-- Start MATERIAL PROVIDED --
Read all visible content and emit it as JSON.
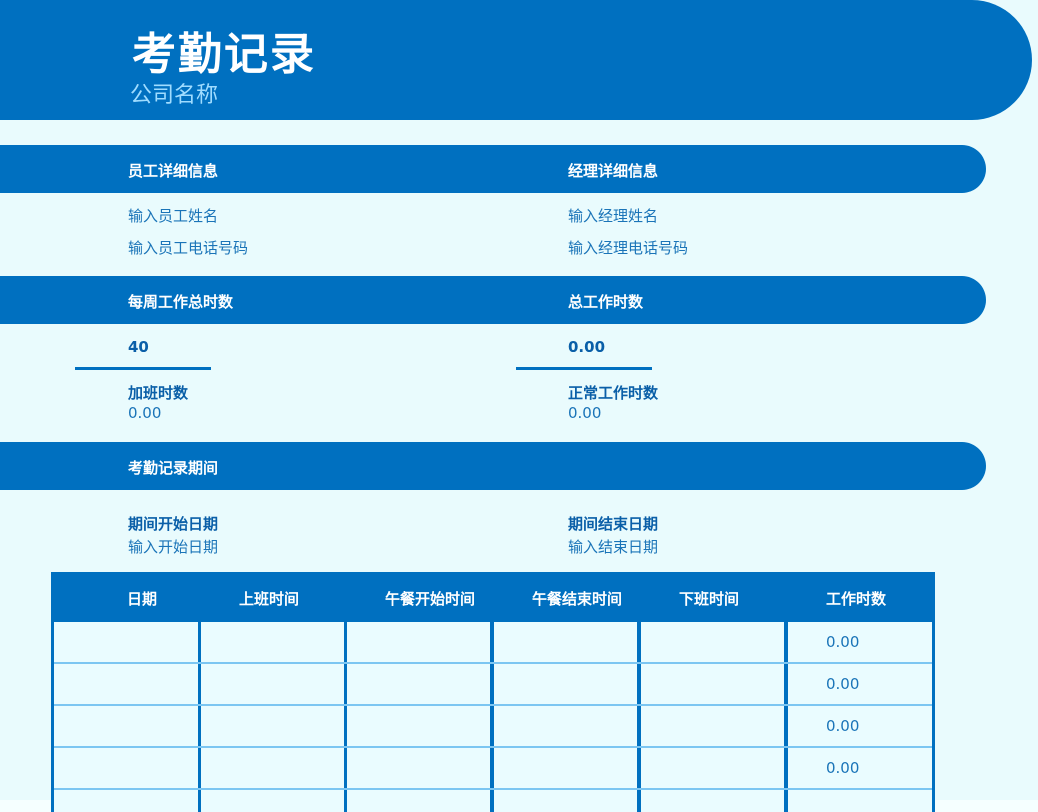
{
  "header": {
    "title": "考勤记录",
    "company": "公司名称"
  },
  "employee_section": {
    "title": "员工详细信息",
    "name_placeholder": "输入员工姓名",
    "phone_placeholder": "输入员工电话号码"
  },
  "manager_section": {
    "title": "经理详细信息",
    "name_placeholder": "输入经理姓名",
    "phone_placeholder": "输入经理电话号码"
  },
  "hours_section": {
    "weekly_label": "每周工作总时数",
    "total_label": "总工作时数",
    "weekly_value": "40",
    "total_value": "0.00",
    "overtime_label": "加班时数",
    "overtime_value": "0.00",
    "regular_label": "正常工作时数",
    "regular_value": "0.00"
  },
  "period_section": {
    "title": "考勤记录期间",
    "start_label": "期间开始日期",
    "start_placeholder": "输入开始日期",
    "end_label": "期间结束日期",
    "end_placeholder": "输入结束日期"
  },
  "table": {
    "columns": [
      "日期",
      "上班时间",
      "午餐开始时间",
      "午餐结束时间",
      "下班时间",
      "工作时数"
    ],
    "rows": [
      {
        "date": "",
        "in": "",
        "lunch_start": "",
        "lunch_end": "",
        "out": "",
        "hours": "0.00"
      },
      {
        "date": "",
        "in": "",
        "lunch_start": "",
        "lunch_end": "",
        "out": "",
        "hours": "0.00"
      },
      {
        "date": "",
        "in": "",
        "lunch_start": "",
        "lunch_end": "",
        "out": "",
        "hours": "0.00"
      },
      {
        "date": "",
        "in": "",
        "lunch_start": "",
        "lunch_end": "",
        "out": "",
        "hours": "0.00"
      }
    ]
  },
  "colors": {
    "primary": "#0070c0",
    "background": "#e9fbfd",
    "subtitle": "#9fdcff"
  }
}
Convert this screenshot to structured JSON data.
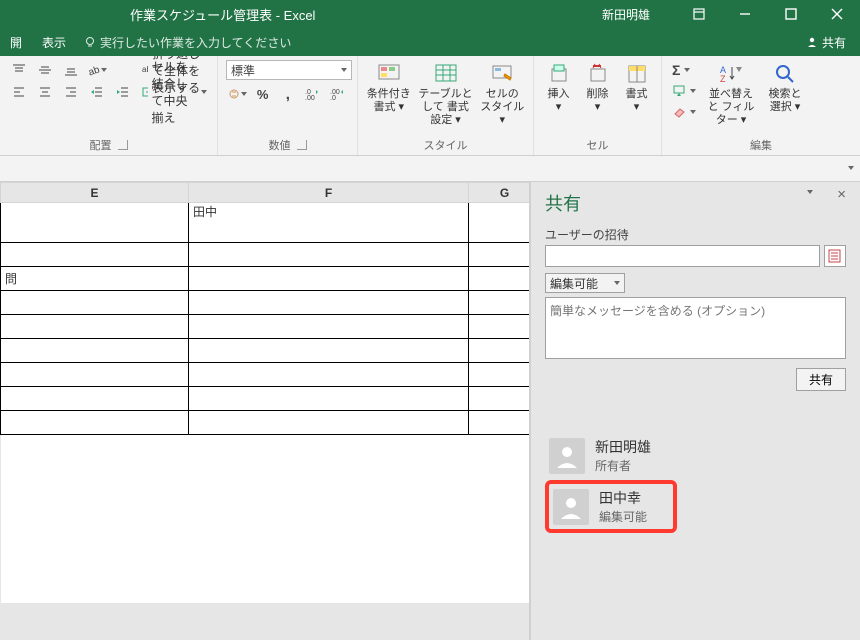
{
  "title": "作業スケジュール管理表 - Excel",
  "user": "新田明雄",
  "menu": {
    "tab1": "開",
    "tab2": "表示",
    "tellme": "実行したい作業を入力してください",
    "share": "共有"
  },
  "ribbon": {
    "alignment": {
      "wrap": "折り返して全体を表示する",
      "merge": "セルを結合して中央揃え",
      "label": "配置"
    },
    "number": {
      "format": "標準",
      "label": "数値"
    },
    "styles": {
      "cond": "条件付き\n書式 ▾",
      "table": "テーブルとして\n書式設定 ▾",
      "cell": "セルの\nスタイル ▾",
      "label": "スタイル"
    },
    "cells": {
      "insert": "挿入",
      "delete": "削除",
      "format": "書式",
      "label": "セル"
    },
    "editing": {
      "sort": "並べ替えと\nフィルター ▾",
      "find": "検索と\n選択 ▾",
      "label": "編集"
    }
  },
  "columns": {
    "e": "E",
    "f": "F",
    "g": "G"
  },
  "cells": {
    "f1": "田中",
    "e3": "問"
  },
  "share": {
    "title": "共有",
    "invite_label": "ユーザーの招待",
    "perm": "編集可能",
    "msg_placeholder": "簡単なメッセージを含める (オプション)",
    "button": "共有",
    "people": [
      {
        "name": "新田明雄",
        "role": "所有者"
      },
      {
        "name": "田中幸",
        "role": "編集可能"
      }
    ]
  }
}
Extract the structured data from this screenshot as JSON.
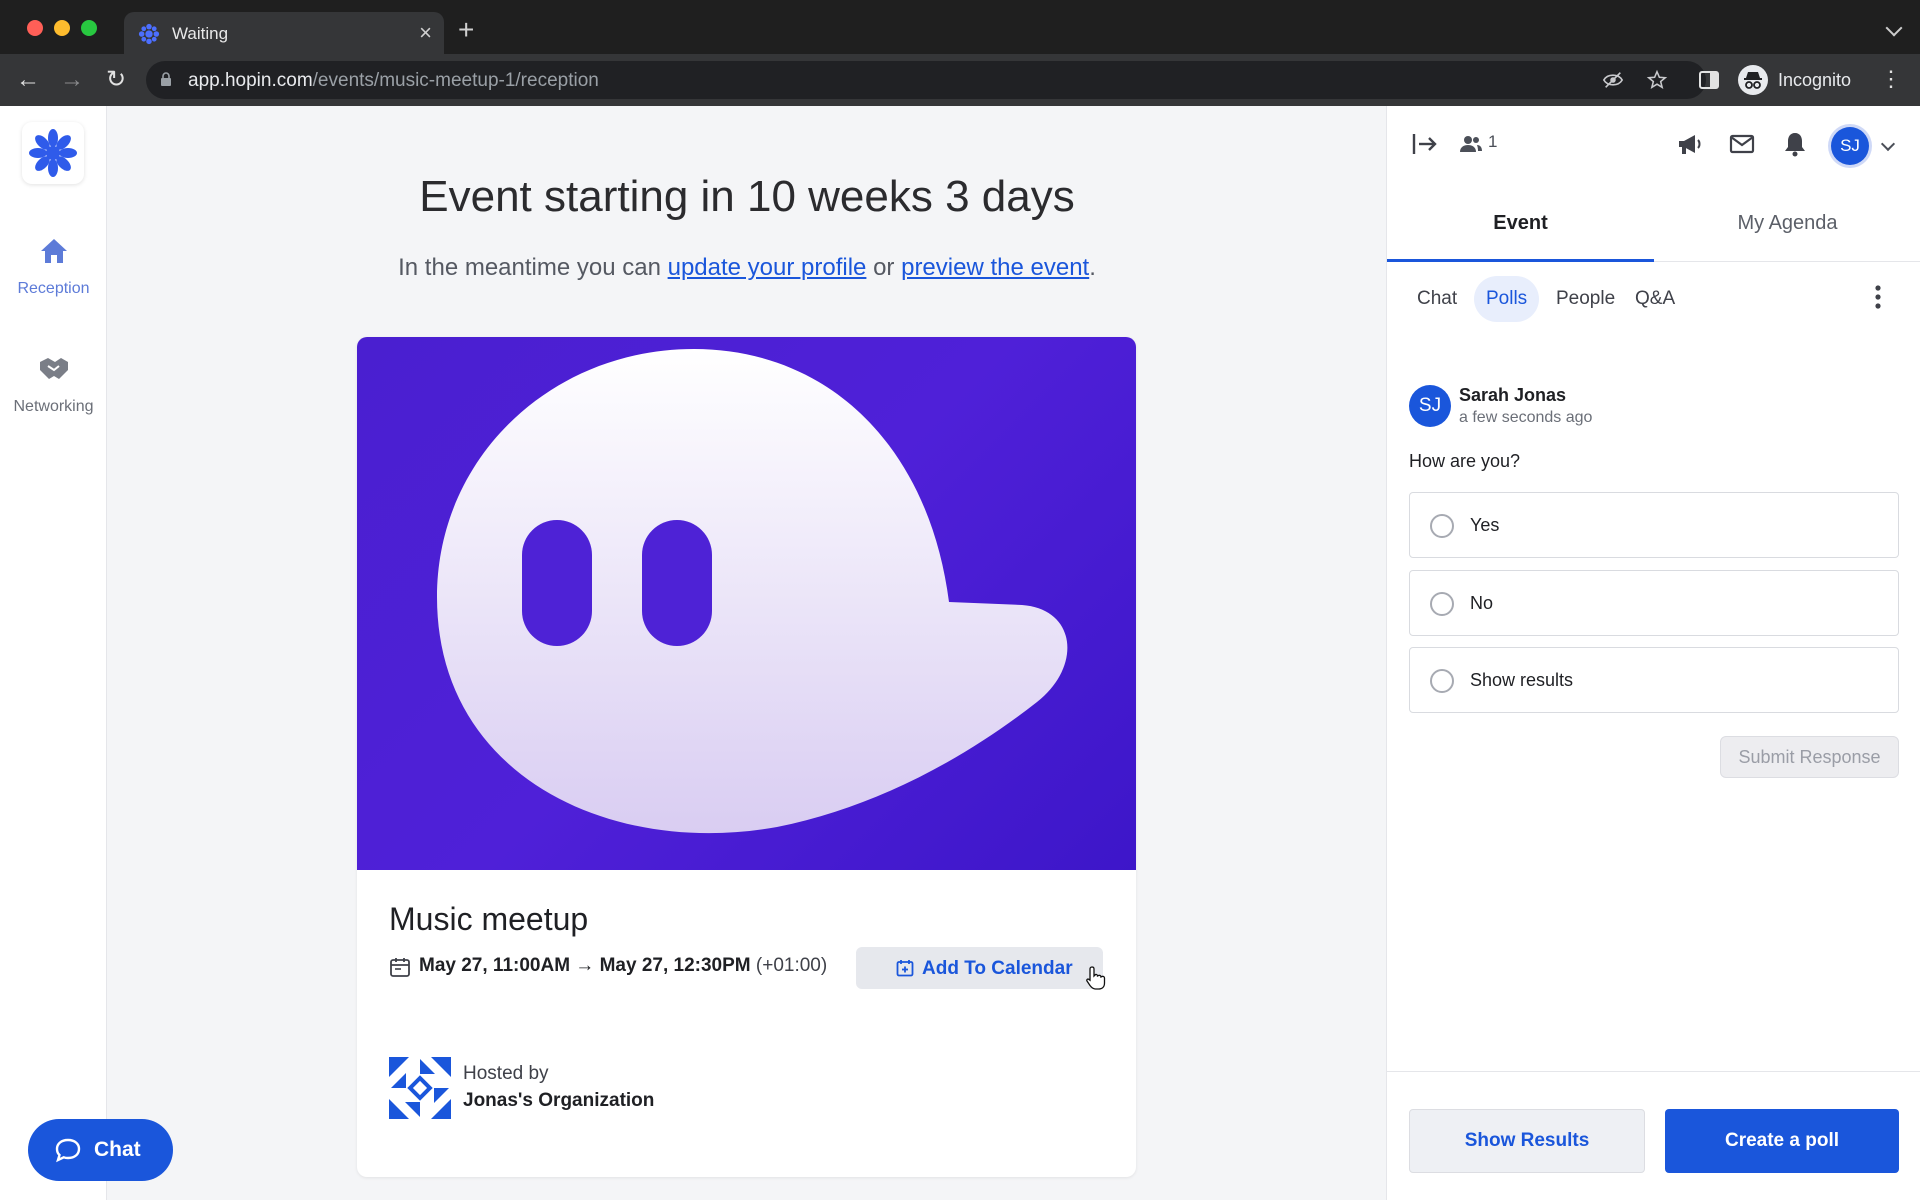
{
  "browser": {
    "tab_title": "Waiting",
    "url_host": "app.hopin.com",
    "url_path": "/events/music-meetup-1/reception",
    "profile_label": "Incognito"
  },
  "leftnav": {
    "items": [
      {
        "label": "Reception",
        "icon": "home-icon",
        "active": true
      },
      {
        "label": "Networking",
        "icon": "handshake-icon",
        "active": false
      }
    ],
    "chat_button": "Chat"
  },
  "main": {
    "headline": "Event starting in 10 weeks 3 days",
    "sub_prefix": "In the meantime you can ",
    "sub_link1": "update your profile",
    "sub_middle": " or ",
    "sub_link2": "preview the event",
    "sub_suffix": ".",
    "event": {
      "name": "Music meetup",
      "date_range": "May 27, 11:00AM → May 27, 12:30PM",
      "timezone": "(+01:00)",
      "add_to_calendar": "Add To Calendar",
      "hosted_by_label": "Hosted by",
      "host_name": "Jonas's Organization"
    }
  },
  "panel": {
    "attendee_count": "1",
    "user_initials": "SJ",
    "tabs": [
      "Event",
      "My Agenda"
    ],
    "active_tab": "Event",
    "subtabs": [
      "Chat",
      "Polls",
      "People",
      "Q&A"
    ],
    "active_subtab": "Polls",
    "poll": {
      "author_initials": "SJ",
      "author": "Sarah Jonas",
      "time": "a few seconds ago",
      "question": "How are you?",
      "options": [
        "Yes",
        "No",
        "Show results"
      ],
      "submit_label": "Submit Response"
    },
    "footer": {
      "show_results": "Show Results",
      "create_poll": "Create a poll"
    }
  },
  "colors": {
    "brand": "#1a56db",
    "banner": "#4a1fd0"
  }
}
-- End MATERIAL PROVIDED --
→ **THE EXERCISE**
Write the material out again exactly as it appears, dropping the pictures.

→ **SOLUTION TO THIS TASK**
Read all visible content and emit it as JSON.
{
  "header": {
    "title": "考勤记录",
    "company": "公司名称"
  },
  "employee_section": {
    "title": "员工详细信息",
    "name_placeholder": "输入员工姓名",
    "phone_placeholder": "输入员工电话号码"
  },
  "manager_section": {
    "title": "经理详细信息",
    "name_placeholder": "输入经理姓名",
    "phone_placeholder": "输入经理电话号码"
  },
  "hours_section": {
    "weekly_label": "每周工作总时数",
    "total_label": "总工作时数",
    "weekly_value": "40",
    "total_value": "0.00",
    "overtime_label": "加班时数",
    "overtime_value": "0.00",
    "regular_label": "正常工作时数",
    "regular_value": "0.00"
  },
  "period_section": {
    "title": "考勤记录期间",
    "start_label": "期间开始日期",
    "start_placeholder": "输入开始日期",
    "end_label": "期间结束日期",
    "end_placeholder": "输入结束日期"
  },
  "table": {
    "columns": [
      "日期",
      "上班时间",
      "午餐开始时间",
      "午餐结束时间",
      "下班时间",
      "工作时数"
    ],
    "rows": [
      {
        "date": "",
        "in": "",
        "lunch_start": "",
        "lunch_end": "",
        "out": "",
        "hours": "0.00"
      },
      {
        "date": "",
        "in": "",
        "lunch_start": "",
        "lunch_end": "",
        "out": "",
        "hours": "0.00"
      },
      {
        "date": "",
        "in": "",
        "lunch_start": "",
        "lunch_end": "",
        "out": "",
        "hours": "0.00"
      },
      {
        "date": "",
        "in": "",
        "lunch_start": "",
        "lunch_end": "",
        "out": "",
        "hours": "0.00"
      }
    ]
  },
  "colors": {
    "primary": "#0070c0",
    "background": "#e9fbfd",
    "subtitle": "#9fdcff"
  }
}
Convert this screenshot to structured JSON data.
{
  "title": "作業スケジュール管理表 - Excel",
  "user": "新田明雄",
  "menu": {
    "tab1": "開",
    "tab2": "表示",
    "tellme": "実行したい作業を入力してください",
    "share": "共有"
  },
  "ribbon": {
    "alignment": {
      "wrap": "折り返して全体を表示する",
      "merge": "セルを結合して中央揃え",
      "label": "配置"
    },
    "number": {
      "format": "標準",
      "label": "数値"
    },
    "styles": {
      "cond": "条件付き\n書式 ▾",
      "table": "テーブルとして\n書式設定 ▾",
      "cell": "セルの\nスタイル ▾",
      "label": "スタイル"
    },
    "cells": {
      "insert": "挿入",
      "delete": "削除",
      "format": "書式",
      "label": "セル"
    },
    "editing": {
      "sort": "並べ替えと\nフィルター ▾",
      "find": "検索と\n選択 ▾",
      "label": "編集"
    }
  },
  "columns": {
    "e": "E",
    "f": "F",
    "g": "G"
  },
  "cells": {
    "f1": "田中",
    "e3": "問"
  },
  "share": {
    "title": "共有",
    "invite_label": "ユーザーの招待",
    "perm": "編集可能",
    "msg_placeholder": "簡単なメッセージを含める (オプション)",
    "button": "共有",
    "people": [
      {
        "name": "新田明雄",
        "role": "所有者"
      },
      {
        "name": "田中幸",
        "role": "編集可能"
      }
    ]
  }
}
Extract the structured data from this screenshot as JSON.
{
  "browser": {
    "tab_title": "Waiting",
    "url_host": "app.hopin.com",
    "url_path": "/events/music-meetup-1/reception",
    "profile_label": "Incognito"
  },
  "leftnav": {
    "items": [
      {
        "label": "Reception",
        "icon": "home-icon",
        "active": true
      },
      {
        "label": "Networking",
        "icon": "handshake-icon",
        "active": false
      }
    ],
    "chat_button": "Chat"
  },
  "main": {
    "headline": "Event starting in 10 weeks 3 days",
    "sub_prefix": "In the meantime you can ",
    "sub_link1": "update your profile",
    "sub_middle": " or ",
    "sub_link2": "preview the event",
    "sub_suffix": ".",
    "event": {
      "name": "Music meetup",
      "date_range": "May 27, 11:00AM → May 27, 12:30PM",
      "timezone": "(+01:00)",
      "add_to_calendar": "Add To Calendar",
      "hosted_by_label": "Hosted by",
      "host_name": "Jonas's Organization"
    }
  },
  "panel": {
    "attendee_count": "1",
    "user_initials": "SJ",
    "tabs": [
      "Event",
      "My Agenda"
    ],
    "active_tab": "Event",
    "subtabs": [
      "Chat",
      "Polls",
      "People",
      "Q&A"
    ],
    "active_subtab": "Polls",
    "poll": {
      "author_initials": "SJ",
      "author": "Sarah Jonas",
      "time": "a few seconds ago",
      "question": "How are you?",
      "options": [
        "Yes",
        "No",
        "Show results"
      ],
      "submit_label": "Submit Response"
    },
    "footer": {
      "show_results": "Show Results",
      "create_poll": "Create a poll"
    }
  },
  "colors": {
    "brand": "#1a56db",
    "banner": "#4a1fd0"
  }
}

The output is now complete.